RECORD EXTRACTS |
____

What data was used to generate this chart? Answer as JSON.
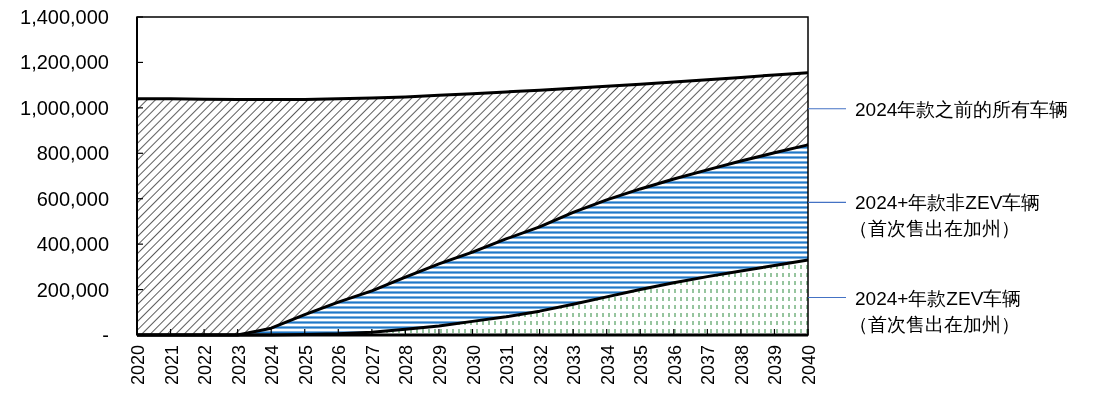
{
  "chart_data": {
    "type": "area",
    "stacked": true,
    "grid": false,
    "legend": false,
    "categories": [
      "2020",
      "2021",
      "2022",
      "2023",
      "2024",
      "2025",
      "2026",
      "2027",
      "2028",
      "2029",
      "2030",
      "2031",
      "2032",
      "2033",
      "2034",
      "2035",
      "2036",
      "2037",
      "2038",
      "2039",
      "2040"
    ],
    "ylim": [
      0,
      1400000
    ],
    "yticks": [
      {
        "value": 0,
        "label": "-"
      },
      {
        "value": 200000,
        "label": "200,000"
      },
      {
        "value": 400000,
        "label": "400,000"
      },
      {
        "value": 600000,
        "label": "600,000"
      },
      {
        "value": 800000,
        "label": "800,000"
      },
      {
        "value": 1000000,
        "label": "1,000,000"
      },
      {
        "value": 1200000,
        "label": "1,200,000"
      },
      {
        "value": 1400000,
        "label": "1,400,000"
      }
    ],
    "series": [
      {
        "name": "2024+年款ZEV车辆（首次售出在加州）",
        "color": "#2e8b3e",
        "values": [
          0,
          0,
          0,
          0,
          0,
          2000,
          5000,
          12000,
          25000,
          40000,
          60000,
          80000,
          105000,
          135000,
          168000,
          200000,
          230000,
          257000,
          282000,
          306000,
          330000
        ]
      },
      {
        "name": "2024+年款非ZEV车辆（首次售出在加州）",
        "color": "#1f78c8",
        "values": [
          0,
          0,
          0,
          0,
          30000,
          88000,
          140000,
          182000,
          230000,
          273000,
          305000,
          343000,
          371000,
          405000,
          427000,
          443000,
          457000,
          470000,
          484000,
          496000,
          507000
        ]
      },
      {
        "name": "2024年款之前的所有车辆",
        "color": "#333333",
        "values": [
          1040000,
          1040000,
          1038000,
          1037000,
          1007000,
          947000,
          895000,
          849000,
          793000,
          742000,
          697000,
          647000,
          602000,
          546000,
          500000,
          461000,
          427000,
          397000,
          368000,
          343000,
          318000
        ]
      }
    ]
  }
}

____

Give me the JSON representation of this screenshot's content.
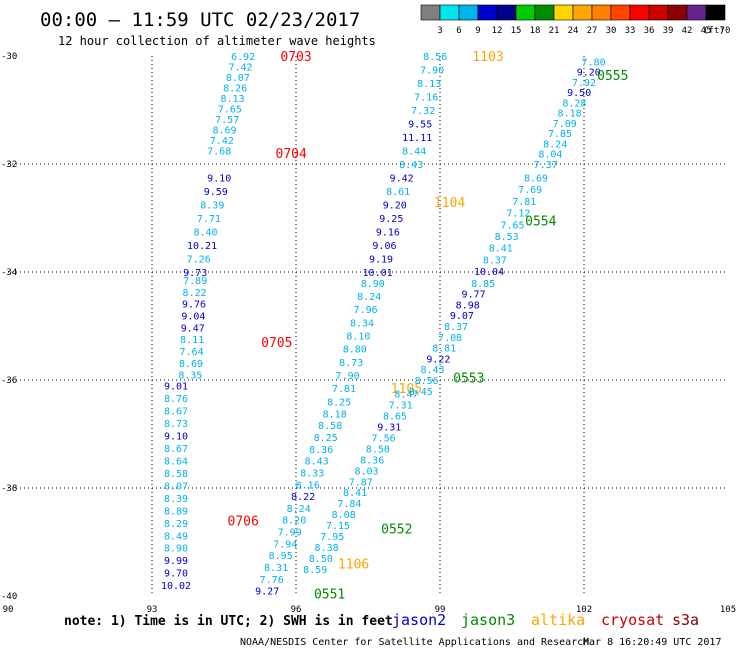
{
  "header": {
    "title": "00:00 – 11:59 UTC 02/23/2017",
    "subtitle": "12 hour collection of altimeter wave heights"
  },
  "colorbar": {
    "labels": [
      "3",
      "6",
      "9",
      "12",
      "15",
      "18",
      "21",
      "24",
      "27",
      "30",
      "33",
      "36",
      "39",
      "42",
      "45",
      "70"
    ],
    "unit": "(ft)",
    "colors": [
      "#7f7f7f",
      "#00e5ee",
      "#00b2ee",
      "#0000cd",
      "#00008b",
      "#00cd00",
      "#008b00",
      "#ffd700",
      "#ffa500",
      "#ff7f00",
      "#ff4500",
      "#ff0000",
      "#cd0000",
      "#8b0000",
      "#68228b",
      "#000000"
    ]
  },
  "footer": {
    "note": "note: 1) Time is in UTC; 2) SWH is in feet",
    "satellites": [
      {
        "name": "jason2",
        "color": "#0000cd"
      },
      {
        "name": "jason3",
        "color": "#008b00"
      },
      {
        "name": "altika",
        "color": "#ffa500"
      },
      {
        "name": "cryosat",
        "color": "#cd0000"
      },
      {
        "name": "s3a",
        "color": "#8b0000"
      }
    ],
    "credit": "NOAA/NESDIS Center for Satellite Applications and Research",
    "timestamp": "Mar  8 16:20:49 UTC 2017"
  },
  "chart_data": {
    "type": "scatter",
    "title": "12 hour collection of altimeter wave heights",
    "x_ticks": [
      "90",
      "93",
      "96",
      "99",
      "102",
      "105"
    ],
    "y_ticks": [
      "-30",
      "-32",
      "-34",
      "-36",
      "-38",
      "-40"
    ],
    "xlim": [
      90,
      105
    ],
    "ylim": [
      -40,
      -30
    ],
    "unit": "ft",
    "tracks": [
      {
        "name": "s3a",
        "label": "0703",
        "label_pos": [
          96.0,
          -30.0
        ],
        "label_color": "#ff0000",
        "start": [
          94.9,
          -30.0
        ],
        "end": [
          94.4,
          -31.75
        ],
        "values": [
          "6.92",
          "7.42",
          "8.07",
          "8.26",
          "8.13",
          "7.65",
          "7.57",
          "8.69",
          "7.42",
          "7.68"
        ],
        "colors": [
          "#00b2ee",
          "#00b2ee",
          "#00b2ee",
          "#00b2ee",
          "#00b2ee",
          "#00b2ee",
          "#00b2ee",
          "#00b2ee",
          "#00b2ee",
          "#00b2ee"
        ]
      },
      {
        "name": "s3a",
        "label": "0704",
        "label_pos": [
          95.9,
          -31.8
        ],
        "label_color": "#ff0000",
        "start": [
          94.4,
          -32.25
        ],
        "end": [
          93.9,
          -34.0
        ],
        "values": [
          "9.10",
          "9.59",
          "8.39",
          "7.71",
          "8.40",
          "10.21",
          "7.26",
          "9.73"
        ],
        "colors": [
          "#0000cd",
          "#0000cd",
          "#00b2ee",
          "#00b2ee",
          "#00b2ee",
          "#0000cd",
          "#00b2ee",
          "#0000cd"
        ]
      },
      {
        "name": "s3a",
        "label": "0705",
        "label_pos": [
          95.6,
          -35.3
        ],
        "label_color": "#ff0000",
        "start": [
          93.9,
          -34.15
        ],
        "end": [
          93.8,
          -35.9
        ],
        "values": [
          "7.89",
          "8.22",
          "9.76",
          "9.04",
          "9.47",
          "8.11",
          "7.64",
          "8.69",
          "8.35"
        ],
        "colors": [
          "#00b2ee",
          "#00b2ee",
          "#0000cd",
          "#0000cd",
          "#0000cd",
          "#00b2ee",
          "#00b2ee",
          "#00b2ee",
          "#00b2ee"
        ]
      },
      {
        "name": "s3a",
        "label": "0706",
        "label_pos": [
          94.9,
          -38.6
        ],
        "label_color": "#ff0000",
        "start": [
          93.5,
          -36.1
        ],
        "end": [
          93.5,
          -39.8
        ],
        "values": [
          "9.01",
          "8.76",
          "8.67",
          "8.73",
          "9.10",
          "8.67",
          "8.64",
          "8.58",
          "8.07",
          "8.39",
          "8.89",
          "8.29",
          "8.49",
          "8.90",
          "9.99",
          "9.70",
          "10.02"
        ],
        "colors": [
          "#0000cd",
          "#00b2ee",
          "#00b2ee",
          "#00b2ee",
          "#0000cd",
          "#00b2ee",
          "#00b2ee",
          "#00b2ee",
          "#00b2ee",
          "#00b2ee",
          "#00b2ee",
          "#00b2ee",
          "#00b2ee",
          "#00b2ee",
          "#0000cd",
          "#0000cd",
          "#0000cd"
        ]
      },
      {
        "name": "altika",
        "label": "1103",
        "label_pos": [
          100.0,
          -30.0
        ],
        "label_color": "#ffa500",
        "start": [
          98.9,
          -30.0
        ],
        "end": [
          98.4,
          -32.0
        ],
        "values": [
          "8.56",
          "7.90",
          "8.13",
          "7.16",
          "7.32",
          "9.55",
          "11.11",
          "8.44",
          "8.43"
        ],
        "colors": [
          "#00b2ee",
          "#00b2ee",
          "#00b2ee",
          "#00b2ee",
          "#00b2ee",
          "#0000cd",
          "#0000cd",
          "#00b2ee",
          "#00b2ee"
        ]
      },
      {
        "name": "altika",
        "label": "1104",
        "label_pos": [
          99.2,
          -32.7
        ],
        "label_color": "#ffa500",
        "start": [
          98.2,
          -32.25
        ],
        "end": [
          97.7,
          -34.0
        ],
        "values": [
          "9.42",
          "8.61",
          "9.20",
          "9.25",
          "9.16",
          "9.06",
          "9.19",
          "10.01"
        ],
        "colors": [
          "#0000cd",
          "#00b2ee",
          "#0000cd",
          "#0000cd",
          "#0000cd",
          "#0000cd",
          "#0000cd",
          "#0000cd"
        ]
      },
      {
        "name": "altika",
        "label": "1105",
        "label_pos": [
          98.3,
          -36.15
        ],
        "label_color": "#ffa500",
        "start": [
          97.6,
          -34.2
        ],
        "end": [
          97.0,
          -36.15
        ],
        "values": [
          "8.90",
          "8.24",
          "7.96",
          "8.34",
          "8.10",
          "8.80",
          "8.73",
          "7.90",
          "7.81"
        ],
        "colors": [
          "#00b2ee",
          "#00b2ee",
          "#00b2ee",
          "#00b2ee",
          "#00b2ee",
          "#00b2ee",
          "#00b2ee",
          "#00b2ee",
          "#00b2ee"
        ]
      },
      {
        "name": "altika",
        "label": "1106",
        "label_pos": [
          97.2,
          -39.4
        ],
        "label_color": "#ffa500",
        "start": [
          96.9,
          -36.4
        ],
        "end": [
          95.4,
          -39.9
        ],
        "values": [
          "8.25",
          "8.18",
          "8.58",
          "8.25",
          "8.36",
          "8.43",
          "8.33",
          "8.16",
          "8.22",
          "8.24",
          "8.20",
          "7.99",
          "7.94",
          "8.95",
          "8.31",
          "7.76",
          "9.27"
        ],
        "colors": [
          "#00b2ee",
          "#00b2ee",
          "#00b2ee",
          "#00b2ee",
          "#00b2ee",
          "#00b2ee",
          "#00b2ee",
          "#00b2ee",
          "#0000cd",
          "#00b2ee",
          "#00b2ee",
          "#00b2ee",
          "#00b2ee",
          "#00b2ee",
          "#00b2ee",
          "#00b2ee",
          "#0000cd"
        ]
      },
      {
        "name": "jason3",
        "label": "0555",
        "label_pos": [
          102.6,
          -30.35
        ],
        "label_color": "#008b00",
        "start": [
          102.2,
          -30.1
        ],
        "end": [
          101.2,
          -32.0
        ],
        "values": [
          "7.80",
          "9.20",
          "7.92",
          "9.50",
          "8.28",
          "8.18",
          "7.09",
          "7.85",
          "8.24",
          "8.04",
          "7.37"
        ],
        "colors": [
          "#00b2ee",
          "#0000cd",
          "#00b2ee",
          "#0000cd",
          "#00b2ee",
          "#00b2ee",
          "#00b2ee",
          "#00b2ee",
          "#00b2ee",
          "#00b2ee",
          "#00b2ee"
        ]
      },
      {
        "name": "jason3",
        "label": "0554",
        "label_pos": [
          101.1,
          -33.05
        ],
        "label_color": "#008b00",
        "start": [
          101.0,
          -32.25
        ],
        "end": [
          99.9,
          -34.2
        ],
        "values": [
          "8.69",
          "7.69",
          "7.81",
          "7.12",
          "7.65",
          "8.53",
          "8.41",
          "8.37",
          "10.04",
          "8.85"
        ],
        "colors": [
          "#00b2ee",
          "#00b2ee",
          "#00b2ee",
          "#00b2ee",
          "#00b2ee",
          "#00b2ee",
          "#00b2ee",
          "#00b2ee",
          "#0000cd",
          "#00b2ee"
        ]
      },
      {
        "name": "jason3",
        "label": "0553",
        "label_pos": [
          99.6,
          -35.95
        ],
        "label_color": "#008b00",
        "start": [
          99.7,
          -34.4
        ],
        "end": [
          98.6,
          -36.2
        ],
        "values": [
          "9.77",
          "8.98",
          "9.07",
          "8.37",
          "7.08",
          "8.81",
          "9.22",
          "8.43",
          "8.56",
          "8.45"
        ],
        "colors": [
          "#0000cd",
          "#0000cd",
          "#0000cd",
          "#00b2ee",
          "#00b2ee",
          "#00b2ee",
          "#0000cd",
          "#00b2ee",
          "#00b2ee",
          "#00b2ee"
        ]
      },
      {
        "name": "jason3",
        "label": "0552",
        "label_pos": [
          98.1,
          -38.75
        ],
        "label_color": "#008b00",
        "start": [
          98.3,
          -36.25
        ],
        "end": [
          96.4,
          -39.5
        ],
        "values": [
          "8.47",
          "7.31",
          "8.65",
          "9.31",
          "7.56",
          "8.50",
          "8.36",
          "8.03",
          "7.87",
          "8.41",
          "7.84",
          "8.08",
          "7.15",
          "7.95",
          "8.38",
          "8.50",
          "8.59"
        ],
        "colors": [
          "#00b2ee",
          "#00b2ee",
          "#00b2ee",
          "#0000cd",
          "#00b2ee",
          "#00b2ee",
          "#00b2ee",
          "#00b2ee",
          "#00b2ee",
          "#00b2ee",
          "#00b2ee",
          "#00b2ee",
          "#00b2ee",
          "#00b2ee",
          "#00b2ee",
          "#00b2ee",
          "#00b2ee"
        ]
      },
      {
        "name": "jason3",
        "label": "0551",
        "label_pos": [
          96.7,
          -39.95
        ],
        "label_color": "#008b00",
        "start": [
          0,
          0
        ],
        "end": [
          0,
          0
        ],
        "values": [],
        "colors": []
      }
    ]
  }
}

____

PROBLEM | Copy out every line of the data that includes "heights".

FULL RESPONSE |
    "subtitle": "12 hour collection of altimeter wave heights"
    "title": "12 hour collection of altimeter wave heights",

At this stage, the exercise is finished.